# Work instructions
Below are the records. Count the lines containing the string "type", and reply with the number alone.

# Exercise material
start
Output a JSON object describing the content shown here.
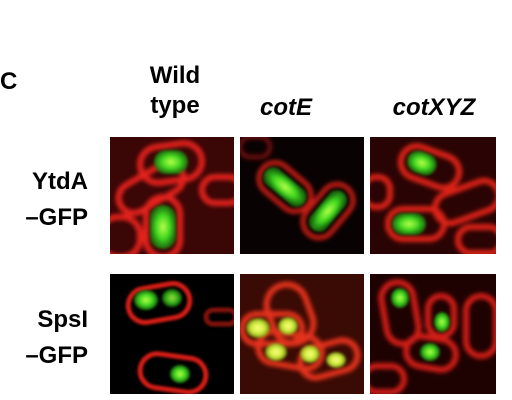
{
  "figure": {
    "panel_letter": "C",
    "columns": [
      {
        "line1": "Wild",
        "line2": "type"
      },
      {
        "line1": "",
        "line2": "cotE"
      },
      {
        "line1": "",
        "line2": "cotXYZ"
      }
    ],
    "rows": [
      {
        "line1": "YtdA",
        "line2": "–GFP"
      },
      {
        "line1": "SpsI",
        "line2": "–GFP"
      }
    ]
  }
}
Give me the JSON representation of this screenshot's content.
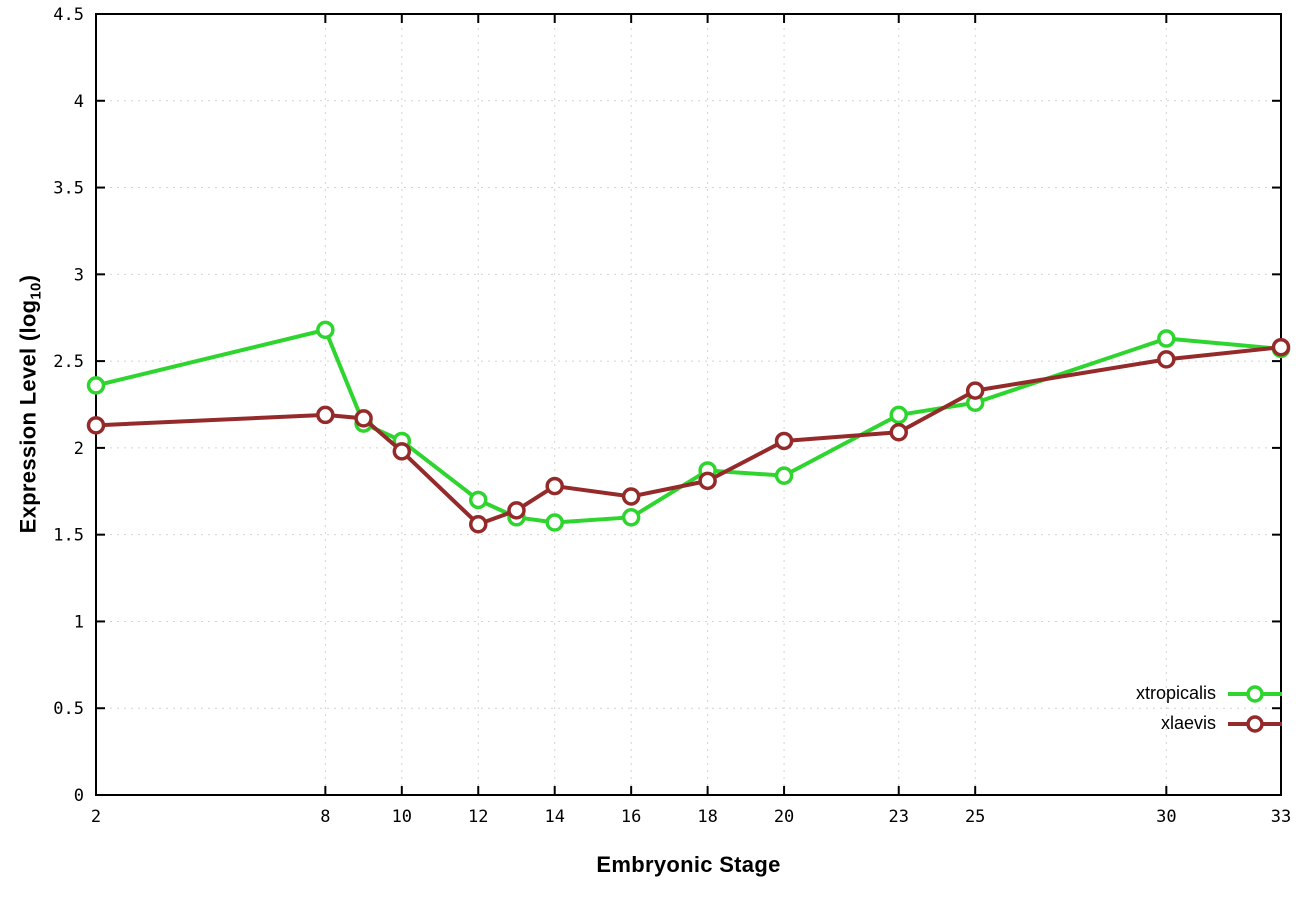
{
  "chart_data": {
    "type": "line",
    "title": "",
    "xlabel": "Embryonic Stage",
    "ylabel_prefix": "Expression Level (log",
    "ylabel_sub": "10",
    "ylabel_suffix": ")",
    "x": [
      2,
      8,
      9,
      10,
      12,
      13,
      14,
      16,
      18,
      20,
      23,
      25,
      30,
      33
    ],
    "series": [
      {
        "name": "xtropicalis",
        "color": "#2ed52e",
        "values": [
          2.36,
          2.68,
          2.14,
          2.04,
          1.7,
          1.6,
          1.57,
          1.6,
          1.87,
          1.84,
          2.19,
          2.26,
          2.63,
          2.57
        ]
      },
      {
        "name": "xlaevis",
        "color": "#942a2a",
        "values": [
          2.13,
          2.19,
          2.17,
          1.98,
          1.56,
          1.64,
          1.78,
          1.72,
          1.81,
          2.04,
          2.09,
          2.33,
          2.51,
          2.58
        ]
      }
    ],
    "xlim": [
      2,
      33
    ],
    "ylim": [
      0,
      4.5
    ],
    "xticks": [
      2,
      8,
      10,
      12,
      14,
      16,
      18,
      20,
      23,
      25,
      30,
      33
    ],
    "yticks": [
      0,
      0.5,
      1,
      1.5,
      2,
      2.5,
      3,
      3.5,
      4,
      4.5
    ],
    "grid": true,
    "grid_color": "#d4d4d4",
    "axis_color": "#000000",
    "background_color": "#ffffff",
    "legend_position": "bottom-right",
    "marker": "open-circle"
  }
}
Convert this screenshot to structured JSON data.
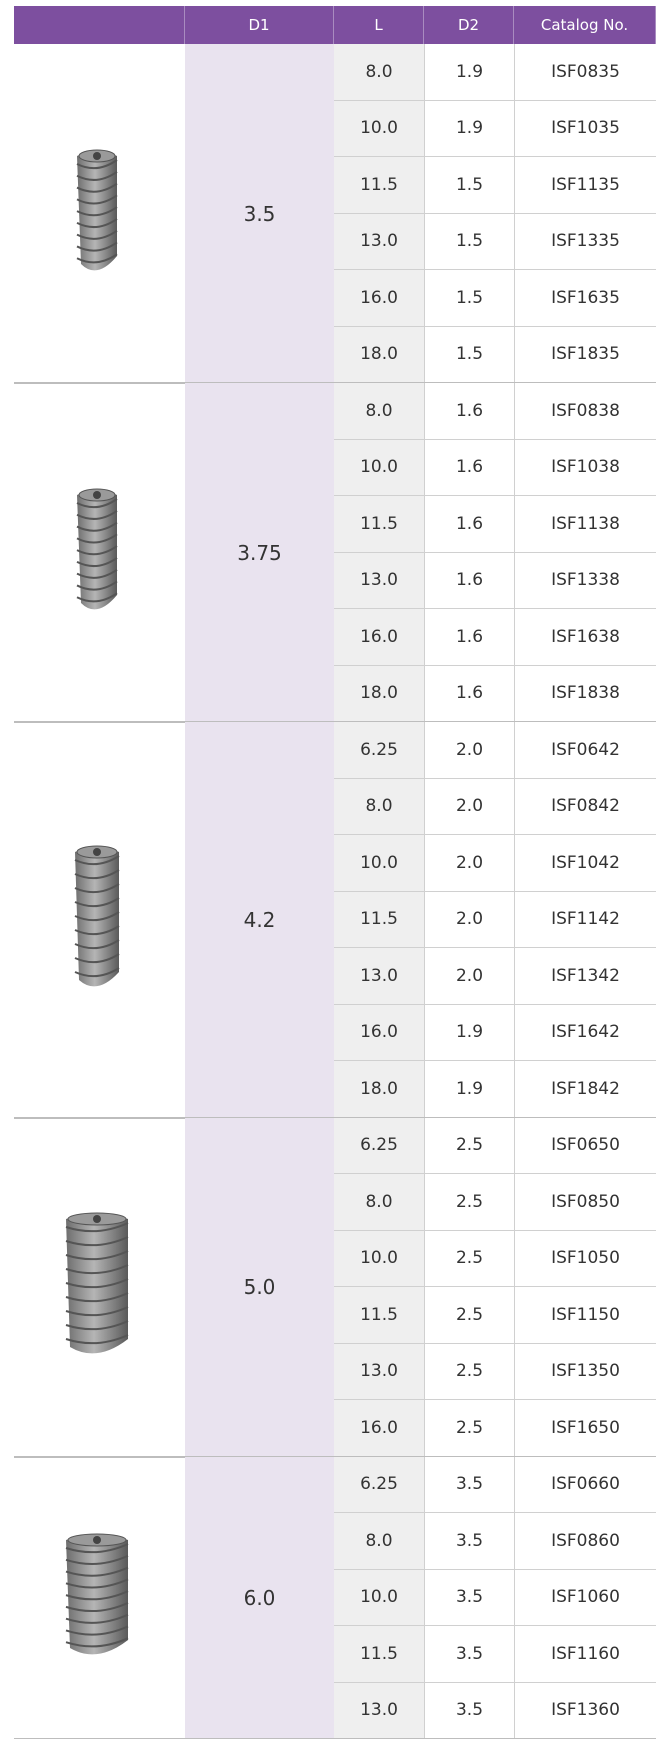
{
  "table": {
    "header": [
      "D1",
      "L",
      "D2",
      "Catalog No."
    ],
    "groups": [
      {
        "d1": "3.5",
        "rows": [
          [
            "8.0",
            "1.9",
            "ISF0835"
          ],
          [
            "10.0",
            "1.9",
            "ISF1035"
          ],
          [
            "11.5",
            "1.5",
            "ISF1135"
          ],
          [
            "13.0",
            "1.5",
            "ISF1335"
          ],
          [
            "16.0",
            "1.5",
            "ISF1635"
          ],
          [
            "18.0",
            "1.5",
            "ISF1835"
          ]
        ]
      },
      {
        "d1": "3.75",
        "rows": [
          [
            "8.0",
            "1.6",
            "ISF0838"
          ],
          [
            "10.0",
            "1.6",
            "ISF1038"
          ],
          [
            "11.5",
            "1.6",
            "ISF1138"
          ],
          [
            "13.0",
            "1.6",
            "ISF1338"
          ],
          [
            "16.0",
            "1.6",
            "ISF1638"
          ],
          [
            "18.0",
            "1.6",
            "ISF1838"
          ]
        ]
      },
      {
        "d1": "4.2",
        "rows": [
          [
            "6.25",
            "2.0",
            "ISF0642"
          ],
          [
            "8.0",
            "2.0",
            "ISF0842"
          ],
          [
            "10.0",
            "2.0",
            "ISF1042"
          ],
          [
            "11.5",
            "2.0",
            "ISF1142"
          ],
          [
            "13.0",
            "2.0",
            "ISF1342"
          ],
          [
            "16.0",
            "1.9",
            "ISF1642"
          ],
          [
            "18.0",
            "1.9",
            "ISF1842"
          ]
        ]
      },
      {
        "d1": "5.0",
        "rows": [
          [
            "6.25",
            "2.5",
            "ISF0650"
          ],
          [
            "8.0",
            "2.5",
            "ISF0850"
          ],
          [
            "10.0",
            "2.5",
            "ISF1050"
          ],
          [
            "11.5",
            "2.5",
            "ISF1150"
          ],
          [
            "13.0",
            "2.5",
            "ISF1350"
          ],
          [
            "16.0",
            "2.5",
            "ISF1650"
          ]
        ]
      },
      {
        "d1": "6.0",
        "rows": [
          [
            "6.25",
            "3.5",
            "ISF0660"
          ],
          [
            "8.0",
            "3.5",
            "ISF0860"
          ],
          [
            "10.0",
            "3.5",
            "ISF1060"
          ],
          [
            "11.5",
            "3.5",
            "ISF1160"
          ],
          [
            "13.0",
            "3.5",
            "ISF1360"
          ]
        ]
      }
    ]
  }
}
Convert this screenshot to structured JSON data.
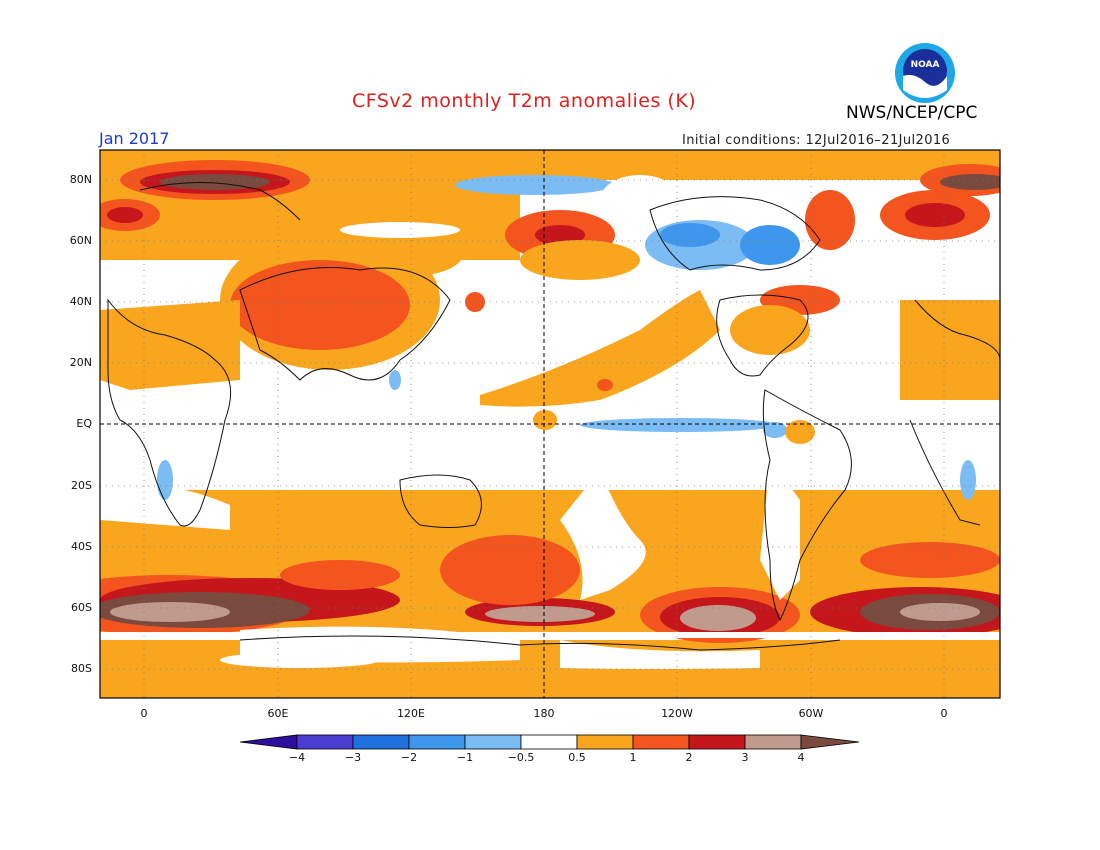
{
  "header": {
    "title": "CFSv2 monthly T2m anomalies (K)",
    "agency": "NWS/NCEP/CPC",
    "month": "Jan 2017",
    "initial_conditions": "Initial conditions: 12Jul2016–21Jul2016",
    "logo_text": "NOAA"
  },
  "map": {
    "lat_labels": [
      "80N",
      "60N",
      "40N",
      "20N",
      "EQ",
      "20S",
      "40S",
      "60S",
      "80S"
    ],
    "lon_labels": [
      "0",
      "60E",
      "120E",
      "180",
      "120W",
      "60W",
      "0"
    ],
    "dashed_lines": [
      "Equator",
      "180"
    ]
  },
  "colorbar": {
    "labels": [
      "−4",
      "−3",
      "−2",
      "−1",
      "−0.5",
      "0.5",
      "1",
      "2",
      "3",
      "4"
    ],
    "colors": [
      "#2c0f9c",
      "#4a3ed0",
      "#1f6fde",
      "#3e97ec",
      "#7cbcf4",
      "#ffffff",
      "#f9a51e",
      "#f4541e",
      "#c4161b",
      "#c19a8e",
      "#7a4a3e"
    ]
  },
  "colors": {
    "title": "#e01f1f",
    "month": "#1a3ad8",
    "orange": "#f9a51e",
    "red_orange": "#f4541e",
    "dark_red": "#c4161b",
    "brownish_pink": "#c19a8e",
    "dark_brown": "#7a4a3e",
    "light_blue": "#7cbcf4",
    "mid_blue": "#3e97ec"
  }
}
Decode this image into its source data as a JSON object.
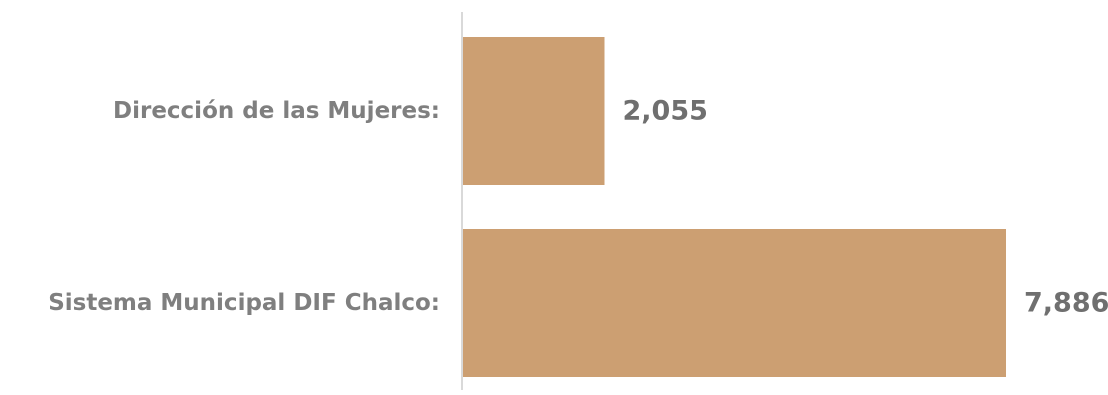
{
  "chart_data": {
    "type": "bar",
    "orientation": "horizontal",
    "categories": [
      "Dirección de las Mujeres:",
      "Sistema Municipal DIF Chalco:"
    ],
    "values": [
      2055,
      7886
    ],
    "value_labels": [
      "2,055",
      "7,886"
    ],
    "title": "",
    "xlabel": "",
    "ylabel": "",
    "xlim": [
      0,
      8000
    ],
    "grid": false,
    "legend": "none",
    "colors": {
      "bar": "#cc9f72",
      "axis": "#d9d9d9",
      "category_text": "#7f7f7f",
      "value_text": "#6f6f6f"
    }
  }
}
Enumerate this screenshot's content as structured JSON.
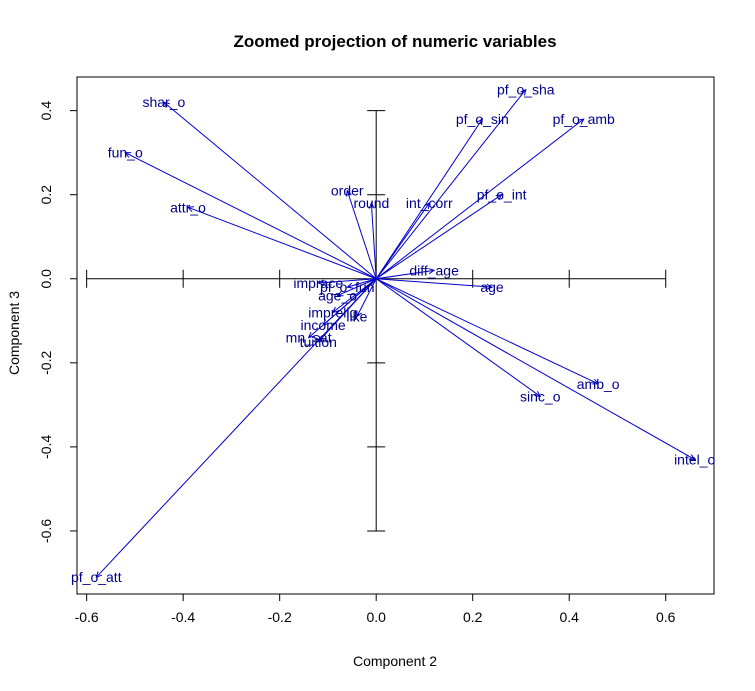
{
  "chart_data": {
    "type": "scatter",
    "title": "Zoomed projection of numeric variables",
    "xlabel": "Component 2",
    "ylabel": "Component 3",
    "xlim": [
      -0.62,
      0.7
    ],
    "ylim": [
      -0.75,
      0.48
    ],
    "x_ticks": [
      -0.6,
      -0.4,
      -0.2,
      0.0,
      0.2,
      0.4,
      0.6
    ],
    "y_ticks": [
      -0.6,
      -0.4,
      -0.2,
      0.0,
      0.2,
      0.4
    ],
    "x_tick_labels": [
      "-0.6",
      "-0.4",
      "-0.2",
      "0.0",
      "0.2",
      "0.4",
      "0.6"
    ],
    "y_tick_labels": [
      "-0.6",
      "-0.4",
      "-0.2",
      "0.0",
      "0.2",
      "0.4"
    ],
    "arrow_color": "#0000CD",
    "label_color": "#00008B",
    "cross": {
      "x_range": [
        -0.6,
        0.6
      ],
      "x_ticks": [
        -0.6,
        -0.4,
        -0.2,
        0.2,
        0.4,
        0.6
      ],
      "y_range": [
        -0.6,
        0.4
      ],
      "y_ticks": [
        -0.6,
        -0.4,
        -0.2,
        0.2,
        0.4
      ]
    },
    "variables": [
      {
        "name": "shar_o",
        "x": -0.44,
        "y": 0.42
      },
      {
        "name": "fun_o",
        "x": -0.52,
        "y": 0.3
      },
      {
        "name": "attr_o",
        "x": -0.39,
        "y": 0.17
      },
      {
        "name": "order",
        "x": -0.06,
        "y": 0.21
      },
      {
        "name": "round",
        "x": -0.01,
        "y": 0.18
      },
      {
        "name": "int_corr",
        "x": 0.11,
        "y": 0.18
      },
      {
        "name": "pf_o_sha",
        "x": 0.31,
        "y": 0.45
      },
      {
        "name": "pf_o_sin",
        "x": 0.22,
        "y": 0.38
      },
      {
        "name": "pf_o_amb",
        "x": 0.43,
        "y": 0.38
      },
      {
        "name": "pf_o_int",
        "x": 0.26,
        "y": 0.2
      },
      {
        "name": "diff_age",
        "x": 0.12,
        "y": 0.02
      },
      {
        "name": "age",
        "x": 0.24,
        "y": -0.02
      },
      {
        "name": "imprace",
        "x": -0.12,
        "y": -0.01
      },
      {
        "name": "pf_o_fun",
        "x": -0.06,
        "y": -0.02
      },
      {
        "name": "age_o",
        "x": -0.08,
        "y": -0.04
      },
      {
        "name": "imprelig",
        "x": -0.09,
        "y": -0.08
      },
      {
        "name": "income",
        "x": -0.11,
        "y": -0.11
      },
      {
        "name": "like",
        "x": -0.04,
        "y": -0.09
      },
      {
        "name": "mn_sat",
        "x": -0.14,
        "y": -0.14
      },
      {
        "name": "tuition",
        "x": -0.12,
        "y": -0.15
      },
      {
        "name": "amb_o",
        "x": 0.46,
        "y": -0.25
      },
      {
        "name": "sinc_o",
        "x": 0.34,
        "y": -0.28
      },
      {
        "name": "intel_o",
        "x": 0.66,
        "y": -0.43
      },
      {
        "name": "pf_o_att",
        "x": -0.58,
        "y": -0.71
      }
    ]
  }
}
end
# Answer
4